▸ **BRIEF**
Skip all pictures, then print the remaining material exactly.

[start]

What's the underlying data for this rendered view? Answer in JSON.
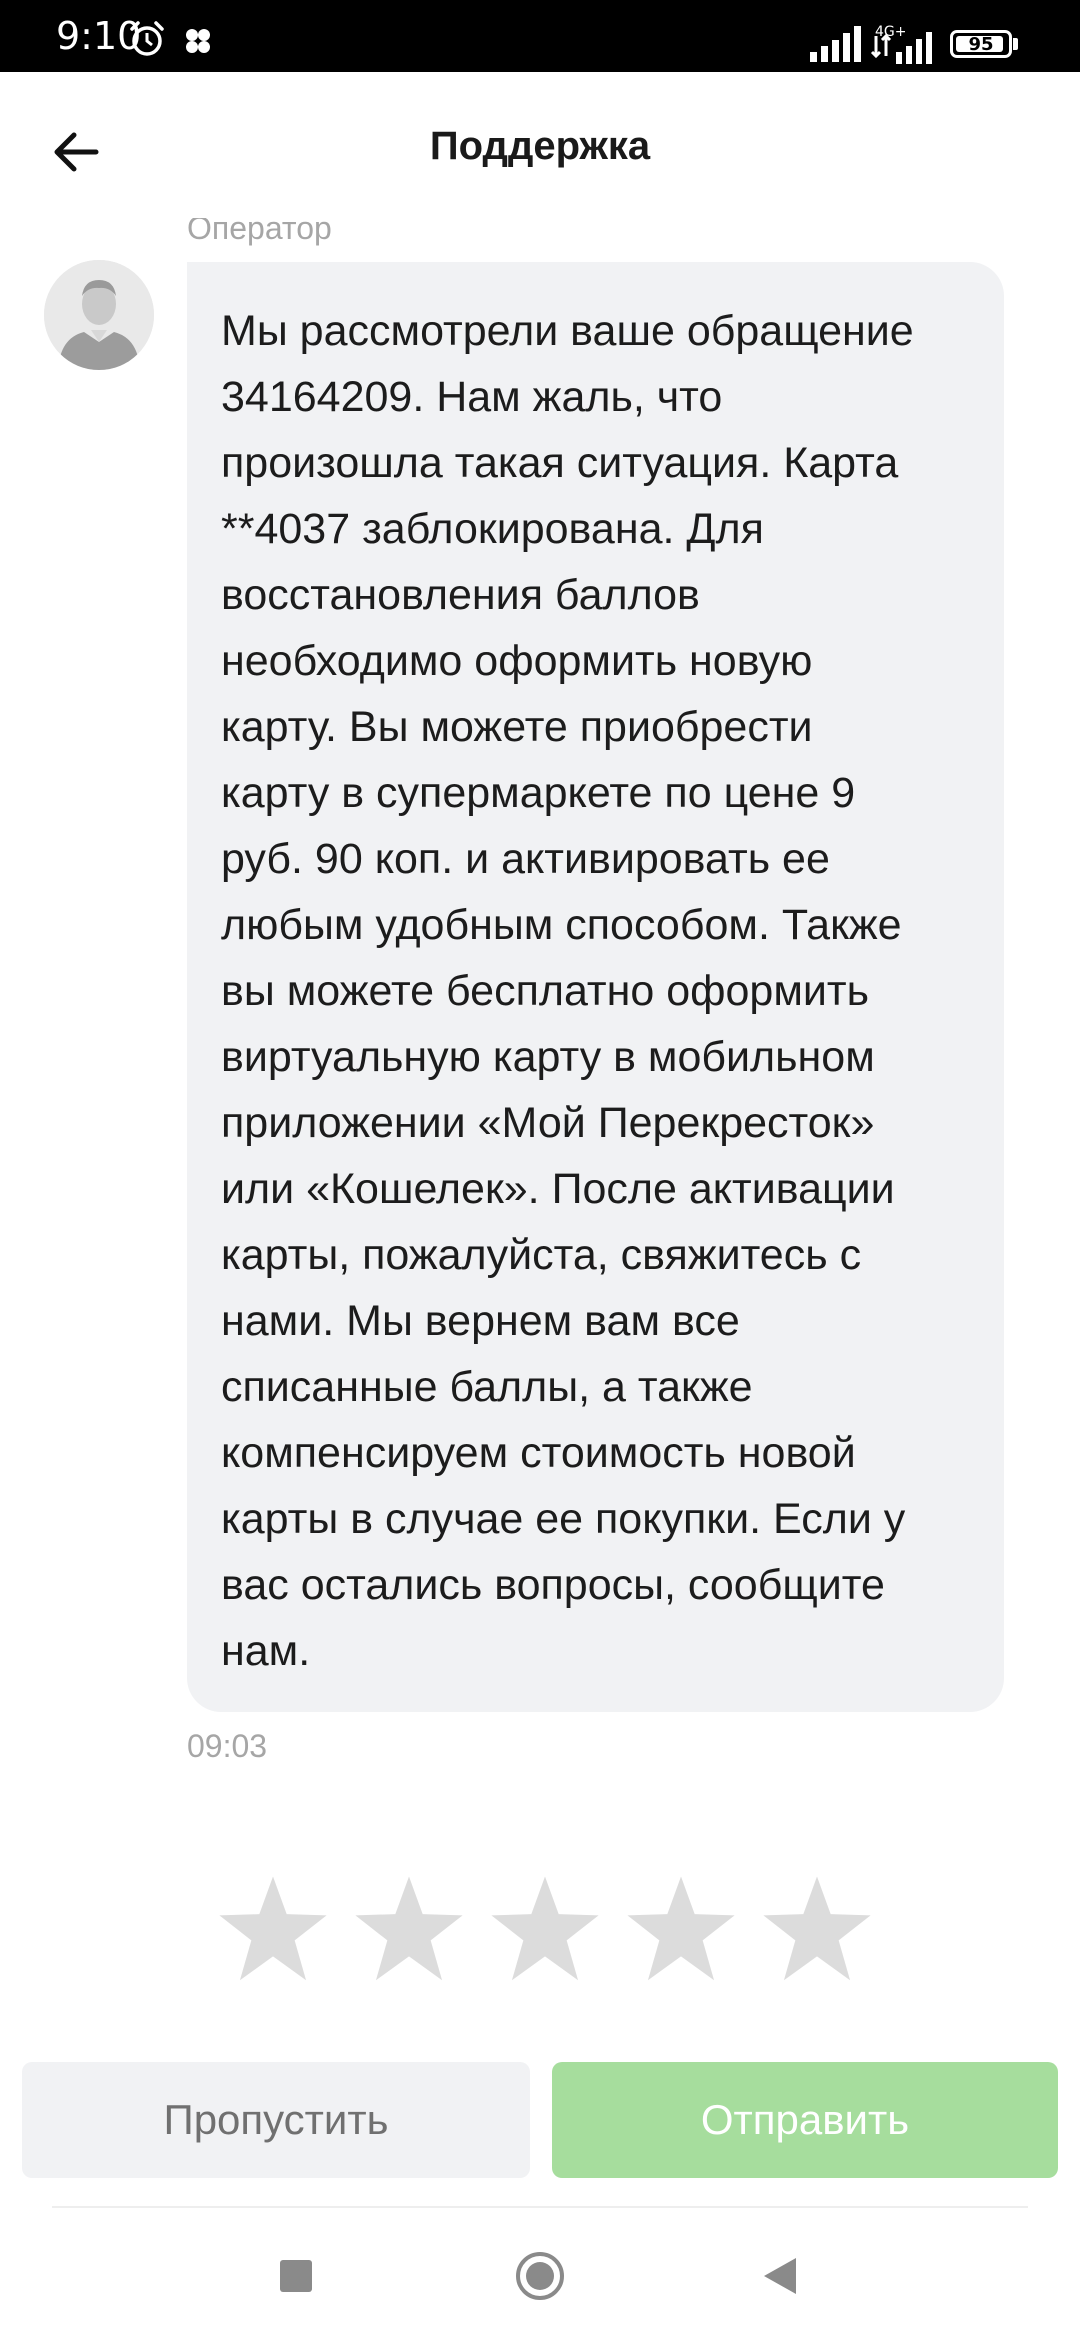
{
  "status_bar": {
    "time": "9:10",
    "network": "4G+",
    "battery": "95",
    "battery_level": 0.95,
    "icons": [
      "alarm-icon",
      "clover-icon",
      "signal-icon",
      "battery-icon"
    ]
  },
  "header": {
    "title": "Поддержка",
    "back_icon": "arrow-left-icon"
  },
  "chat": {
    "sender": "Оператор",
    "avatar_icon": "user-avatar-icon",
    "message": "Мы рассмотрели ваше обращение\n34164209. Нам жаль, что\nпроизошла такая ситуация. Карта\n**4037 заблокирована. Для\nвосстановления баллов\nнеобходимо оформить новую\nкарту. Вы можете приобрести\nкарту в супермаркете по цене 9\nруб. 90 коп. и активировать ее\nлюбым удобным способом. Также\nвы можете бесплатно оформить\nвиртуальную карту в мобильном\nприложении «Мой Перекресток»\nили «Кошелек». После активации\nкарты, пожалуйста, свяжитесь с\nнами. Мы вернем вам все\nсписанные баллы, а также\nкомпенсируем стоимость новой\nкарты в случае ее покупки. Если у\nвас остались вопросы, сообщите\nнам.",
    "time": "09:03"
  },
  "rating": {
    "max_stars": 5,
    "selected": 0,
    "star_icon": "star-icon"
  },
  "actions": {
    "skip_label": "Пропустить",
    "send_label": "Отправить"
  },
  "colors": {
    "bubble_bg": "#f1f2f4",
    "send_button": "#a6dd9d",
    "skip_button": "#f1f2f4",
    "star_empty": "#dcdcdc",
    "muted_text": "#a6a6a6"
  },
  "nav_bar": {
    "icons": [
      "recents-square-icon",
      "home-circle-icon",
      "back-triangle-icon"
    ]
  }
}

[end]

▸ **THE RESULT**
What's the underlying data for this rendered view? Answer in JSON.
{
  "status_bar": {
    "time": "9:10",
    "network": "4G+",
    "battery": "95",
    "battery_level": 0.95,
    "icons": [
      "alarm-icon",
      "clover-icon",
      "signal-icon",
      "battery-icon"
    ]
  },
  "header": {
    "title": "Поддержка",
    "back_icon": "arrow-left-icon"
  },
  "chat": {
    "sender": "Оператор",
    "avatar_icon": "user-avatar-icon",
    "message": "Мы рассмотрели ваше обращение\n34164209. Нам жаль, что\nпроизошла такая ситуация. Карта\n**4037 заблокирована. Для\nвосстановления баллов\nнеобходимо оформить новую\nкарту. Вы можете приобрести\nкарту в супермаркете по цене 9\nруб. 90 коп. и активировать ее\nлюбым удобным способом. Также\nвы можете бесплатно оформить\nвиртуальную карту в мобильном\nприложении «Мой Перекресток»\nили «Кошелек». После активации\nкарты, пожалуйста, свяжитесь с\nнами. Мы вернем вам все\nсписанные баллы, а также\nкомпенсируем стоимость новой\nкарты в случае ее покупки. Если у\nвас остались вопросы, сообщите\nнам.",
    "time": "09:03"
  },
  "rating": {
    "max_stars": 5,
    "selected": 0,
    "star_icon": "star-icon"
  },
  "actions": {
    "skip_label": "Пропустить",
    "send_label": "Отправить"
  },
  "colors": {
    "bubble_bg": "#f1f2f4",
    "send_button": "#a6dd9d",
    "skip_button": "#f1f2f4",
    "star_empty": "#dcdcdc",
    "muted_text": "#a6a6a6"
  },
  "nav_bar": {
    "icons": [
      "recents-square-icon",
      "home-circle-icon",
      "back-triangle-icon"
    ]
  }
}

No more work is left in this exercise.